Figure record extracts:
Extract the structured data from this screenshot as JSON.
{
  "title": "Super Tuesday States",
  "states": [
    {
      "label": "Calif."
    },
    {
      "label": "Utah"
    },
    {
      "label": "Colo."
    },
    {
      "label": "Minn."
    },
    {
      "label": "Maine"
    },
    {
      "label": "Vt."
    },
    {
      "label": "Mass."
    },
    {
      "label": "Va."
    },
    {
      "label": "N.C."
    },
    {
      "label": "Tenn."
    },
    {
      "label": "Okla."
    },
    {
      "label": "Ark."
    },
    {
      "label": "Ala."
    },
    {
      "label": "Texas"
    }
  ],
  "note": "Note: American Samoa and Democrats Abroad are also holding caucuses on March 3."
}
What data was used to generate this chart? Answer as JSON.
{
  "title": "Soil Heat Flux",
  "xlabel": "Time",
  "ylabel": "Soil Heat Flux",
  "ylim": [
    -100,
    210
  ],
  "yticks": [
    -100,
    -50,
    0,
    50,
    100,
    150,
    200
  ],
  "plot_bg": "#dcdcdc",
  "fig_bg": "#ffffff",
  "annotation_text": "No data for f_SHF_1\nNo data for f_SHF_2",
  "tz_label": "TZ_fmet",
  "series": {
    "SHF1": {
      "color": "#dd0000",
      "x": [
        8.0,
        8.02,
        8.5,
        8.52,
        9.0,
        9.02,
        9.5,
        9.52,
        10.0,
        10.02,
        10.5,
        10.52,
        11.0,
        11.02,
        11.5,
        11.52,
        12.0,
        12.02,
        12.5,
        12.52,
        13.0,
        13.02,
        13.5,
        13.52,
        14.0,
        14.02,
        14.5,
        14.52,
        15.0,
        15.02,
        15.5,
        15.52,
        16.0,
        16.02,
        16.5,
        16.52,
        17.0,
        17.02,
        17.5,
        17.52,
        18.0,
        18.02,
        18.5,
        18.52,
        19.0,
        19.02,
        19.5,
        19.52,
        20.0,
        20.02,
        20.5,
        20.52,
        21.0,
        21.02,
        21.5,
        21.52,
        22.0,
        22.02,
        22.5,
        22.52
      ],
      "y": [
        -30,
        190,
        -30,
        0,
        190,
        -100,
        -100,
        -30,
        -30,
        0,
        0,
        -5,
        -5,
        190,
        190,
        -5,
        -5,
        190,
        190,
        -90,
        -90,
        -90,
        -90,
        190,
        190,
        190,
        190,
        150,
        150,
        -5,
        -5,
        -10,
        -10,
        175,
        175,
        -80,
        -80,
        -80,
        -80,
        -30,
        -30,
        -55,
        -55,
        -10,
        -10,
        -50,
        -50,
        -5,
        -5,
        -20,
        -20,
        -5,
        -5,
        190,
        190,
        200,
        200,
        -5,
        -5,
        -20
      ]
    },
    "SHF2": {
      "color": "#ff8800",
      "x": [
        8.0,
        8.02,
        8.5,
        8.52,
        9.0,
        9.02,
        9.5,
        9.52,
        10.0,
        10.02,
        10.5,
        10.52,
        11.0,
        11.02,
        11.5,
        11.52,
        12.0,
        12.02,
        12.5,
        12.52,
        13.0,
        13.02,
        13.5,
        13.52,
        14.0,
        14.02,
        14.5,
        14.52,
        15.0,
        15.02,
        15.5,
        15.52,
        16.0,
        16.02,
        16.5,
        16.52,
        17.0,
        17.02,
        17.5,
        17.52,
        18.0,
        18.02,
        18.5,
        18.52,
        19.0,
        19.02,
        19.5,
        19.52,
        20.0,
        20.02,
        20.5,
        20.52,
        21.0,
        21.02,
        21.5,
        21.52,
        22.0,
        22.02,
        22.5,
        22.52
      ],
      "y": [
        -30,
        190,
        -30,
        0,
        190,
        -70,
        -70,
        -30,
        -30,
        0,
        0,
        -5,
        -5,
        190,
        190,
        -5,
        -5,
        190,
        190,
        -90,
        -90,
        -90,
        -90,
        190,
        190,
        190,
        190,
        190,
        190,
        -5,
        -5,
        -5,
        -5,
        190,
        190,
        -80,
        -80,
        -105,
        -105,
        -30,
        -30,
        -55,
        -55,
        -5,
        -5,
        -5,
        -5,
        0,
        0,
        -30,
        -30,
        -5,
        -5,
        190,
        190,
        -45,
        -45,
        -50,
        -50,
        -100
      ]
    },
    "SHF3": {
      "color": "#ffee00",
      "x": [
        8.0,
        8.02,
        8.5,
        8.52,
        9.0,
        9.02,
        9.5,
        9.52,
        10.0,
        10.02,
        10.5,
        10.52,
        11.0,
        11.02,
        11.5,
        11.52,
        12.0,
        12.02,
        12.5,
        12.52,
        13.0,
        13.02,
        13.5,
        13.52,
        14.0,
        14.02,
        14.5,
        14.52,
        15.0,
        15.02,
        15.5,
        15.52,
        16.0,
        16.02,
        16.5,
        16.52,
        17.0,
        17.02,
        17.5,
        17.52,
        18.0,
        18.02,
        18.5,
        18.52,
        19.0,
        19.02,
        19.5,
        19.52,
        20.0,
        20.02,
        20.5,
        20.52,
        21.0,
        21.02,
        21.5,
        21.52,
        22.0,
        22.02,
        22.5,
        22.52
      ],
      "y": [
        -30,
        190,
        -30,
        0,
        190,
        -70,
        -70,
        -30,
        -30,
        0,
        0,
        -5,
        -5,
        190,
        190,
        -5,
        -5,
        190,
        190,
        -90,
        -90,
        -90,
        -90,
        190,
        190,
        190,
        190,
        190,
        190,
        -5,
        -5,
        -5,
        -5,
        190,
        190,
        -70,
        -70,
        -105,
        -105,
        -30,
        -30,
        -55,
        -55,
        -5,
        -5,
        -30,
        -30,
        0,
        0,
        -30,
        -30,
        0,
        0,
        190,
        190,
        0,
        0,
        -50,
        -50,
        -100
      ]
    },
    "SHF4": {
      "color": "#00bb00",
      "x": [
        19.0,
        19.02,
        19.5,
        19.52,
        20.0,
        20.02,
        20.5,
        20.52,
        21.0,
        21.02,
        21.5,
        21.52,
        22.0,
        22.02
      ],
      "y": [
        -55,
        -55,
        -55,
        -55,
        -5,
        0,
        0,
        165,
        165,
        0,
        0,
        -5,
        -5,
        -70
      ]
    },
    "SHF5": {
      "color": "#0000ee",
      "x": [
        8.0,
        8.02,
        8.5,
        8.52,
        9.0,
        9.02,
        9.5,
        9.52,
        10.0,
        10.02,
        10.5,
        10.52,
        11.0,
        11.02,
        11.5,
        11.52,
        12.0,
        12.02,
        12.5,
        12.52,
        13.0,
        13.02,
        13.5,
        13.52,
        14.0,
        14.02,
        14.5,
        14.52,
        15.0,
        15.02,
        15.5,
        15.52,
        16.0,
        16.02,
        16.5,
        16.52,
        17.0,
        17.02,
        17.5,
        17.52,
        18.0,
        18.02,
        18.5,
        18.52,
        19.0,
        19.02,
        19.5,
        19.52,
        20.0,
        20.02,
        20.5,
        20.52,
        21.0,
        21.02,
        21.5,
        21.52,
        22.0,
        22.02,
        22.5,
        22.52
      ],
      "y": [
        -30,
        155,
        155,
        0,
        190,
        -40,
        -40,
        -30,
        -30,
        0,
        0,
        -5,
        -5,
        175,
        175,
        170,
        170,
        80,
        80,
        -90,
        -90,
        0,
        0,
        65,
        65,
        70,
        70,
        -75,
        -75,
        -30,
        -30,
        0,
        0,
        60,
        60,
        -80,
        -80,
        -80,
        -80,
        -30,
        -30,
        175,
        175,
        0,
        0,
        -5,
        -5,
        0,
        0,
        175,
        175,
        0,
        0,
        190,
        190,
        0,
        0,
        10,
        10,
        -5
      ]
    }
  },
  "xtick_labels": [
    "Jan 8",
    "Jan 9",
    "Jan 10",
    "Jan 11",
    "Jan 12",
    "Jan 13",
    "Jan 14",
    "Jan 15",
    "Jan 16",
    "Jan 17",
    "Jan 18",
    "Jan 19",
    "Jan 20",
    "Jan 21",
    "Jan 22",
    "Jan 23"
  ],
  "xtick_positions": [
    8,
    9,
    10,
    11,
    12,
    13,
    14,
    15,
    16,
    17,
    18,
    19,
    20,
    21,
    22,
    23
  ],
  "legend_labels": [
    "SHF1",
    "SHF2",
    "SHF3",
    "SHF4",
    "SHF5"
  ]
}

PROBLEM TO SOLVE:
Look over the listing. Pull out every line with the string "Soil" in it.

RESPONSE TO THE EXERCISE:
  "title": "Soil Heat Flux",
  "ylabel": "Soil Heat Flux",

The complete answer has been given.